— begin —

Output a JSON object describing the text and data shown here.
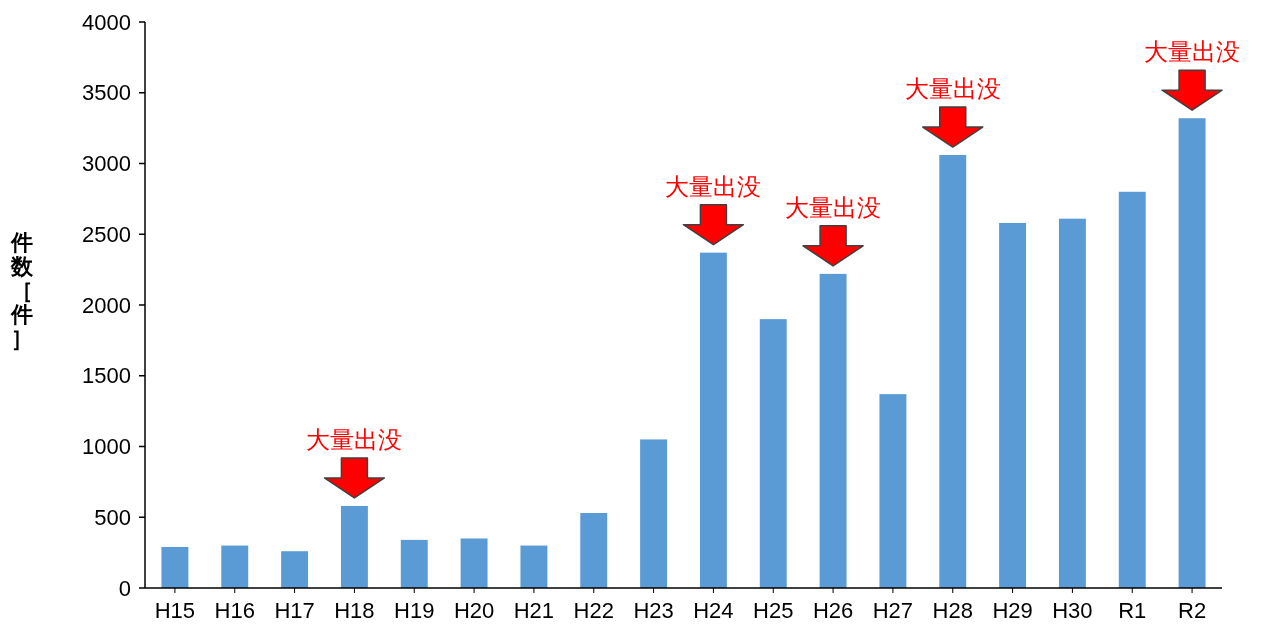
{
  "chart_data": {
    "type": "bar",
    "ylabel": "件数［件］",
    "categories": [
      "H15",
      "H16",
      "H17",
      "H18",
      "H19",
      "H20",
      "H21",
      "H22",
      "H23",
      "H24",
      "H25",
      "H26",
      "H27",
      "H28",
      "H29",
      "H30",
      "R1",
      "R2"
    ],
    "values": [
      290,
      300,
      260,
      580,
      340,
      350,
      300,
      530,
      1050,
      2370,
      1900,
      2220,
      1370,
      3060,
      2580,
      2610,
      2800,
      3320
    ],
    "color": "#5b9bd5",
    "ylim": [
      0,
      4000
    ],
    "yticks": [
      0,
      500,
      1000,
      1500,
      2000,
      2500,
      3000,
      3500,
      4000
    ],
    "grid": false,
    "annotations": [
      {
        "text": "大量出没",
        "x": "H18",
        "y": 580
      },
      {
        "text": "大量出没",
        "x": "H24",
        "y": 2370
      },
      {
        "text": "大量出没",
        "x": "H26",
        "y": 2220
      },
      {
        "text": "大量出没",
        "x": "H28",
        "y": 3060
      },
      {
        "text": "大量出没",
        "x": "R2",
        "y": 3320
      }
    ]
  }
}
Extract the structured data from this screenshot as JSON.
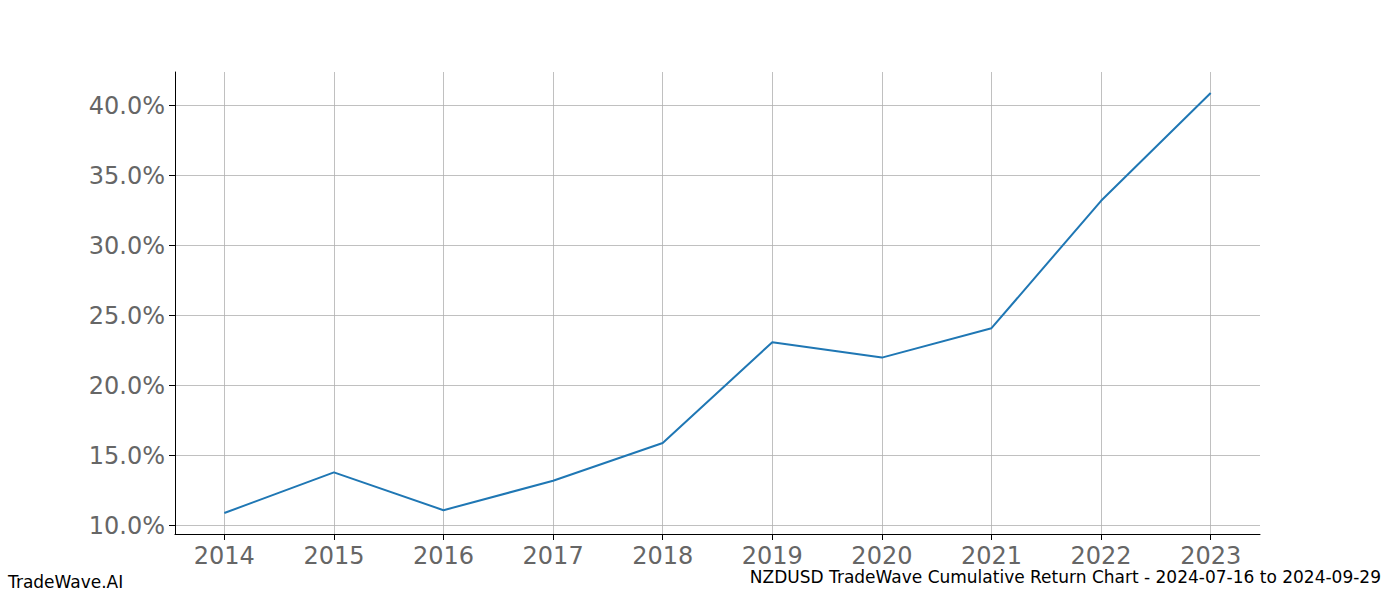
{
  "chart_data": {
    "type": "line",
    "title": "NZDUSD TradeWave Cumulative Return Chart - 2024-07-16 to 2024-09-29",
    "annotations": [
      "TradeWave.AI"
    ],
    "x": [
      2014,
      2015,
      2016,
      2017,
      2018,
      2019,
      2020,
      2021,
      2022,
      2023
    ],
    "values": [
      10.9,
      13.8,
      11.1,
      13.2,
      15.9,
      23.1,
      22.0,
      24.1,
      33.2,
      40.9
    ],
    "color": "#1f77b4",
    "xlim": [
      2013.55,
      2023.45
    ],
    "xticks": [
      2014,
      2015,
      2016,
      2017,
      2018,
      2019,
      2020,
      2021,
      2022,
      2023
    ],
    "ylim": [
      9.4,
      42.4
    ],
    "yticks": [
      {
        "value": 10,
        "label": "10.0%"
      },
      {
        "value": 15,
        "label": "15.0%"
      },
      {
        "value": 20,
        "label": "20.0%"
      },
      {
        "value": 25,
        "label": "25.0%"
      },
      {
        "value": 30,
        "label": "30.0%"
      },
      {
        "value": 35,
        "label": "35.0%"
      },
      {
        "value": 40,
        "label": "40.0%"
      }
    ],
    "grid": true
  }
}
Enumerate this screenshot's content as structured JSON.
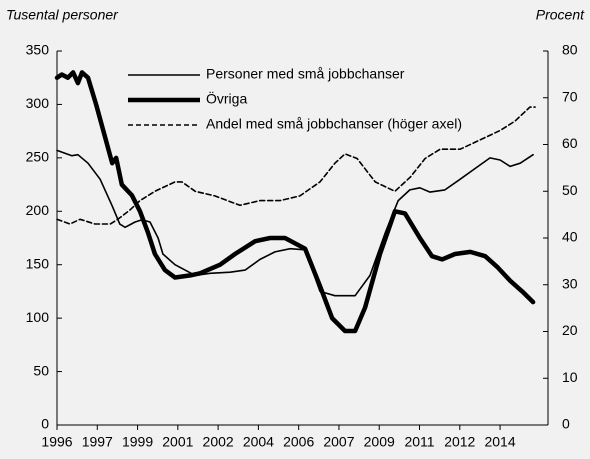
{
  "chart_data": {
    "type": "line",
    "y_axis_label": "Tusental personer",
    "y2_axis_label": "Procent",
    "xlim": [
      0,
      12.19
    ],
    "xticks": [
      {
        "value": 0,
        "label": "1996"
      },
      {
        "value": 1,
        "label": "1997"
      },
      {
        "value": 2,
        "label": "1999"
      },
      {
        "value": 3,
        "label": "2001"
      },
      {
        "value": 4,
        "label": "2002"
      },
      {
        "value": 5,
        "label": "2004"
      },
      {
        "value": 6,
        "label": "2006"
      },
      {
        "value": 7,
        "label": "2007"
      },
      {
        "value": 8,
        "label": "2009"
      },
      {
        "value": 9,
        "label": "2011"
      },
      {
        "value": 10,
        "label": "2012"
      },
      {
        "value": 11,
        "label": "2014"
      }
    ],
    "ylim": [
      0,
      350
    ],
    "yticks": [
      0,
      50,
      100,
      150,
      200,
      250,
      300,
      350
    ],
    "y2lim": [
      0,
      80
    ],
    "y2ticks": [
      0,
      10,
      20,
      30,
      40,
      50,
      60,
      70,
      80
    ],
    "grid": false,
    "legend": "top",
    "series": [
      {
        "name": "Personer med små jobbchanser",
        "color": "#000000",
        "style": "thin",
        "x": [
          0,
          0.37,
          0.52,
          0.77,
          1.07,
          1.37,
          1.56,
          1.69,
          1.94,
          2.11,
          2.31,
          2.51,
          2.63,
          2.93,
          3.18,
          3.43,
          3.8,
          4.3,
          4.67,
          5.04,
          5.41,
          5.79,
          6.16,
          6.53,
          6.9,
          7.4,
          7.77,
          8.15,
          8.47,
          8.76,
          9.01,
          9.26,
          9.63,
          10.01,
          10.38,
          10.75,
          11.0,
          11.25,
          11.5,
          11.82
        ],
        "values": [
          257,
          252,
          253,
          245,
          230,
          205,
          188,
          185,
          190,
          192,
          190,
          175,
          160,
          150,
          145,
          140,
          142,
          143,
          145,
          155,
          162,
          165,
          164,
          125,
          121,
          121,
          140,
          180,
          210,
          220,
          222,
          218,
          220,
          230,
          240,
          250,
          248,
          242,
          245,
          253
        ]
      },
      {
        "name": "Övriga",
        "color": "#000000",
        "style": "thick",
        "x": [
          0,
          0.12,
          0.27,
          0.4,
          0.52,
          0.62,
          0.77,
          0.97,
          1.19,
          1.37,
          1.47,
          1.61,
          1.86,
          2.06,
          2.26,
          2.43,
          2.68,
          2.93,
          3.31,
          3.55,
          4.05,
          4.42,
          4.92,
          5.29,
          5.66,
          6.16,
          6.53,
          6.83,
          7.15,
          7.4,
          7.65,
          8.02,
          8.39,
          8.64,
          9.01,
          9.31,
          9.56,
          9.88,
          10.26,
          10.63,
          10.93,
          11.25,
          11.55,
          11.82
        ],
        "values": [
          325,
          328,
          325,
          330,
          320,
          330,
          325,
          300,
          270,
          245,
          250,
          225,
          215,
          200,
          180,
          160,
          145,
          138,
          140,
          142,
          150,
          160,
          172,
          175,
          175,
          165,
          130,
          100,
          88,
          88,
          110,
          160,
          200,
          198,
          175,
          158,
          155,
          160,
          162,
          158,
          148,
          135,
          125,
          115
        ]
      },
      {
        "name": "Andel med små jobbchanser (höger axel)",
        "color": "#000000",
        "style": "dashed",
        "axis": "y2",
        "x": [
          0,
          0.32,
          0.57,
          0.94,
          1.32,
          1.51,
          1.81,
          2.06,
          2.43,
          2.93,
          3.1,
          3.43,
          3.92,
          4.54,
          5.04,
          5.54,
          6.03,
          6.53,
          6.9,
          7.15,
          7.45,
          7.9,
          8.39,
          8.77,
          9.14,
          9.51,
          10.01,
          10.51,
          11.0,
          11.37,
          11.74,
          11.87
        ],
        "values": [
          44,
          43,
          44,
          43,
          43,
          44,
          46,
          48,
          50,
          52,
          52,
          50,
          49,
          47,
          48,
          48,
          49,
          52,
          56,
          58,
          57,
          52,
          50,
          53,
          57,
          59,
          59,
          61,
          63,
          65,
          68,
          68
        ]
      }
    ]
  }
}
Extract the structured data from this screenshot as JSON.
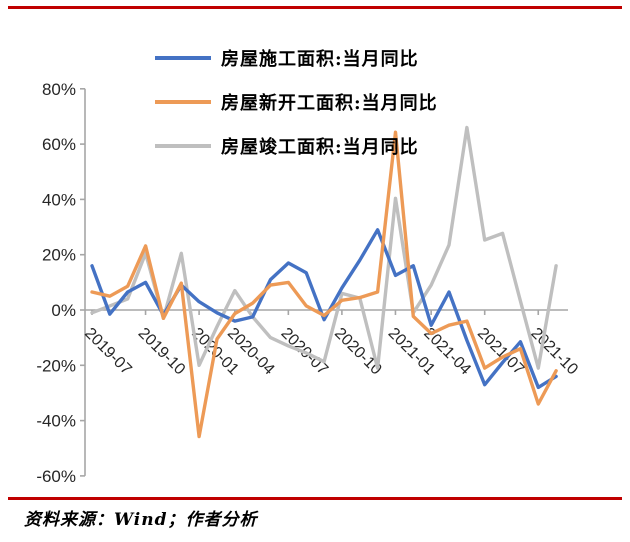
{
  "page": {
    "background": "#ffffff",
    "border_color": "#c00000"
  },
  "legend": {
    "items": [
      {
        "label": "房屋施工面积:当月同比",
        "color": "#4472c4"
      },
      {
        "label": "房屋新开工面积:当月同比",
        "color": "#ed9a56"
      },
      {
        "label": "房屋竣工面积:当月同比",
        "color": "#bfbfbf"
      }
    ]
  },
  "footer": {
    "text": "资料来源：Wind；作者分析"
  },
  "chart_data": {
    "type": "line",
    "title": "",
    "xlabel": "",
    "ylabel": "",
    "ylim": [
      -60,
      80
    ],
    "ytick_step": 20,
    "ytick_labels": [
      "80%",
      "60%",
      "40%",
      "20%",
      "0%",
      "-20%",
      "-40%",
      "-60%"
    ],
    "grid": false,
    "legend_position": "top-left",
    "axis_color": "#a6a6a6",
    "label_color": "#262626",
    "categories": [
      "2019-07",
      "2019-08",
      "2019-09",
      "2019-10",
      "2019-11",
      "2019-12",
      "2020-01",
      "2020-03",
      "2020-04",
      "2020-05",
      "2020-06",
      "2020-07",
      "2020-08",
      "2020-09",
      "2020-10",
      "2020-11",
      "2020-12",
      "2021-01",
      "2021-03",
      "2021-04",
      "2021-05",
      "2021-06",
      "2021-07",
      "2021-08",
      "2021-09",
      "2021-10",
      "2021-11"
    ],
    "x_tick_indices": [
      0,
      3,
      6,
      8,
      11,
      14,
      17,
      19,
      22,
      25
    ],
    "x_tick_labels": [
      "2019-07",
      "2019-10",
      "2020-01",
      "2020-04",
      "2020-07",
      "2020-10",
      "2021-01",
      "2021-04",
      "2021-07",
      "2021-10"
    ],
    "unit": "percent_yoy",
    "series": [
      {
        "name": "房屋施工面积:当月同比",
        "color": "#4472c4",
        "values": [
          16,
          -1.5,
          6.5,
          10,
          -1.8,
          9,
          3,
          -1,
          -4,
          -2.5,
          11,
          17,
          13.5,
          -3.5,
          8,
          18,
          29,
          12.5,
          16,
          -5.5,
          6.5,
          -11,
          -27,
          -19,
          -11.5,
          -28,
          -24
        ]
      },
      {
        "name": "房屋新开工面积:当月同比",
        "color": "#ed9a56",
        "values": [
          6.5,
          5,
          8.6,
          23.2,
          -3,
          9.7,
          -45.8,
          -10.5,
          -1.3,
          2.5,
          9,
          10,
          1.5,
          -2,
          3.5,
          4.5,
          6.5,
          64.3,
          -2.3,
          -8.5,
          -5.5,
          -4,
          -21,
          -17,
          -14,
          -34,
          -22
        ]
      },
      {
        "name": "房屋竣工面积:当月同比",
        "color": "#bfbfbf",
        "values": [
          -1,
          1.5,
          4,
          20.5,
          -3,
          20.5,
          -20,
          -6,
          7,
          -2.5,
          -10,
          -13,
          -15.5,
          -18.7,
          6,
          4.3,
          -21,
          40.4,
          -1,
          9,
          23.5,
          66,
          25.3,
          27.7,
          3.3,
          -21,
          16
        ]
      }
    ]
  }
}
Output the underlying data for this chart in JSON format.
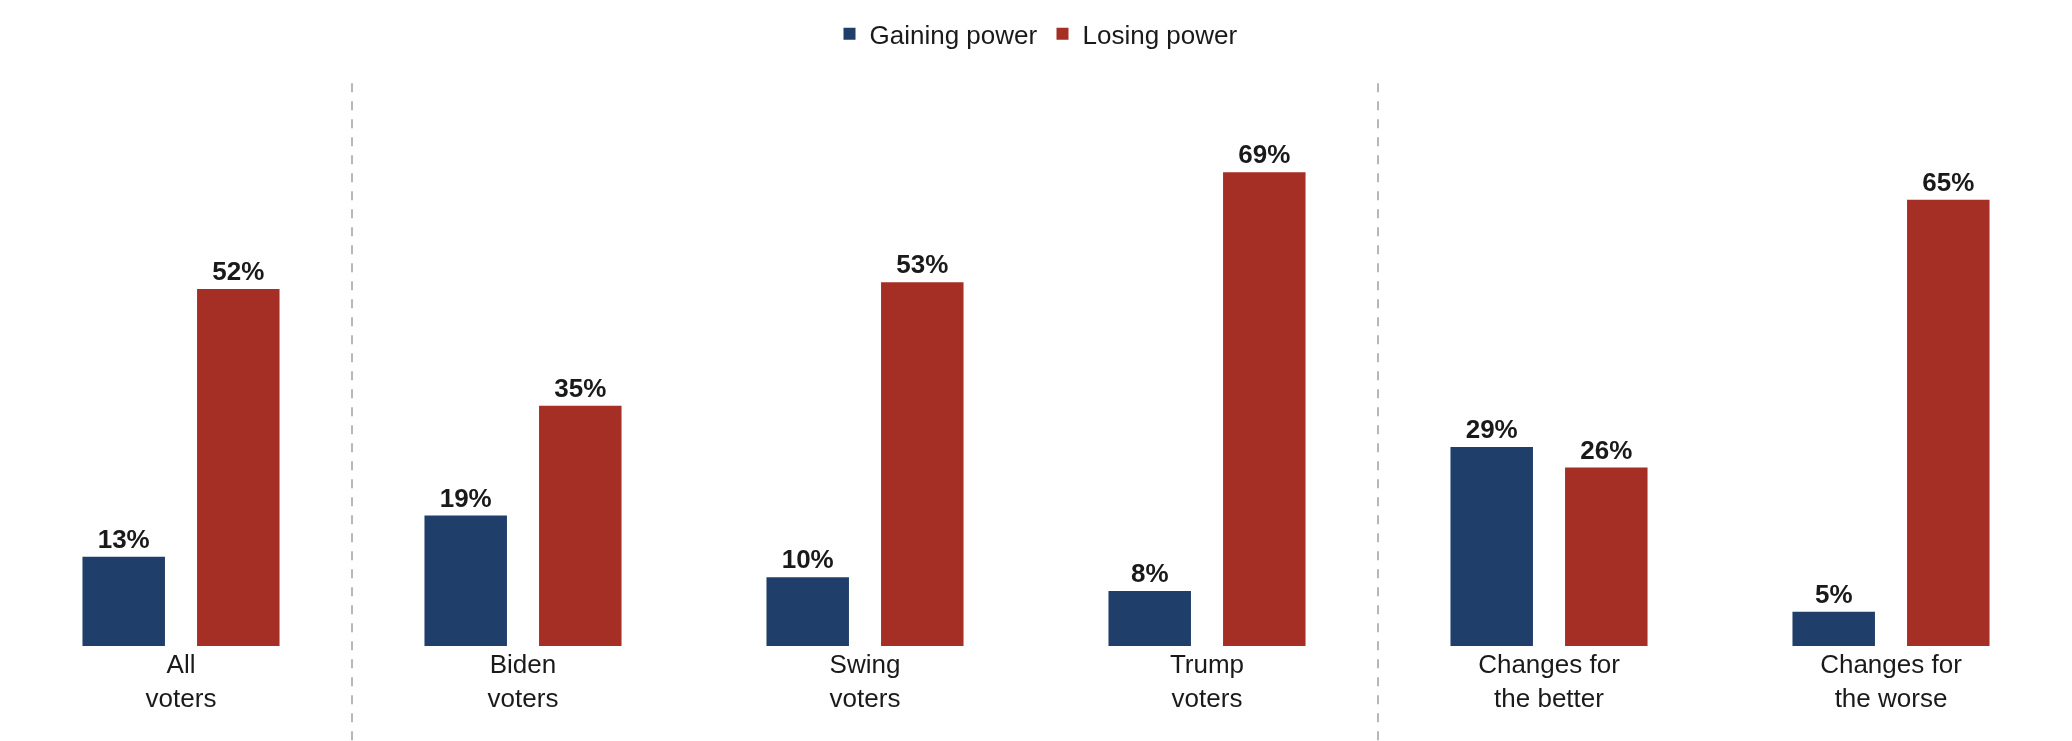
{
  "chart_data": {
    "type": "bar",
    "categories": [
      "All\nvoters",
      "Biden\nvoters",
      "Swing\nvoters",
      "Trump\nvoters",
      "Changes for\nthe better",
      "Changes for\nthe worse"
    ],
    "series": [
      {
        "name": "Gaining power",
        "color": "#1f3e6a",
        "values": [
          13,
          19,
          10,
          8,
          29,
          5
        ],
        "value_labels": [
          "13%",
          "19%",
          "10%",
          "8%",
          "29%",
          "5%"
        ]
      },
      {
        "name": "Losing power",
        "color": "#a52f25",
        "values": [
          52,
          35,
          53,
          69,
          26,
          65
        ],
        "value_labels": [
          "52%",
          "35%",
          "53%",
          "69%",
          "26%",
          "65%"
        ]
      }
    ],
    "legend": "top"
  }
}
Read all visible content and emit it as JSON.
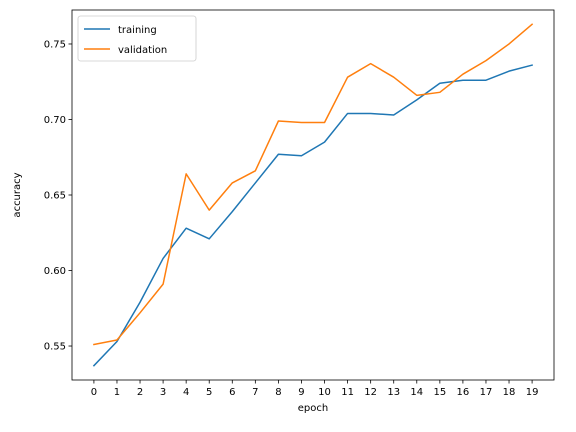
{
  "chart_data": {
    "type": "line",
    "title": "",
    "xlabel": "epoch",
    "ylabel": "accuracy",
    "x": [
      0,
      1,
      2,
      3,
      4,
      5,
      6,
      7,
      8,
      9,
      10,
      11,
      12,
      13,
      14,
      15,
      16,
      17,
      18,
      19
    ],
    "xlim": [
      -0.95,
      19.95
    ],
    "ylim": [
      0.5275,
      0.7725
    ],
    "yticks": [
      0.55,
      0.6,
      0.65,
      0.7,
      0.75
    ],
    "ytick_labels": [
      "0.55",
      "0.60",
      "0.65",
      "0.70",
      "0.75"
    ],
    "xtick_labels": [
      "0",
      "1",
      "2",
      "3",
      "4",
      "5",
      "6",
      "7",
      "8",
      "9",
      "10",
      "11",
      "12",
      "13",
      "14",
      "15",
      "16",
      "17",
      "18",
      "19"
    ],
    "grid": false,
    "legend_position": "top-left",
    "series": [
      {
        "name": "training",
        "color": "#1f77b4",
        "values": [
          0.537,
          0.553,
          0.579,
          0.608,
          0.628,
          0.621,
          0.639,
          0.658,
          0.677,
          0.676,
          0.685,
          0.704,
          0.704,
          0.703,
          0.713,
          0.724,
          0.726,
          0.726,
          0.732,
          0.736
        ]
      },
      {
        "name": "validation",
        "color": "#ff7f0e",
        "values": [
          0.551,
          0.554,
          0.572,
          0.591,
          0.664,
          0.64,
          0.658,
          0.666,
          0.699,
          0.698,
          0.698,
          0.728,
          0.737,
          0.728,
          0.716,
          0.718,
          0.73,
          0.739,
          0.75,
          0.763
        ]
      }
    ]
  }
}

— end —

Written task: Which lines of the data above contain "power"? Copy each one.

Task output:
        "name": "Gaining power",
        "name": "Losing power",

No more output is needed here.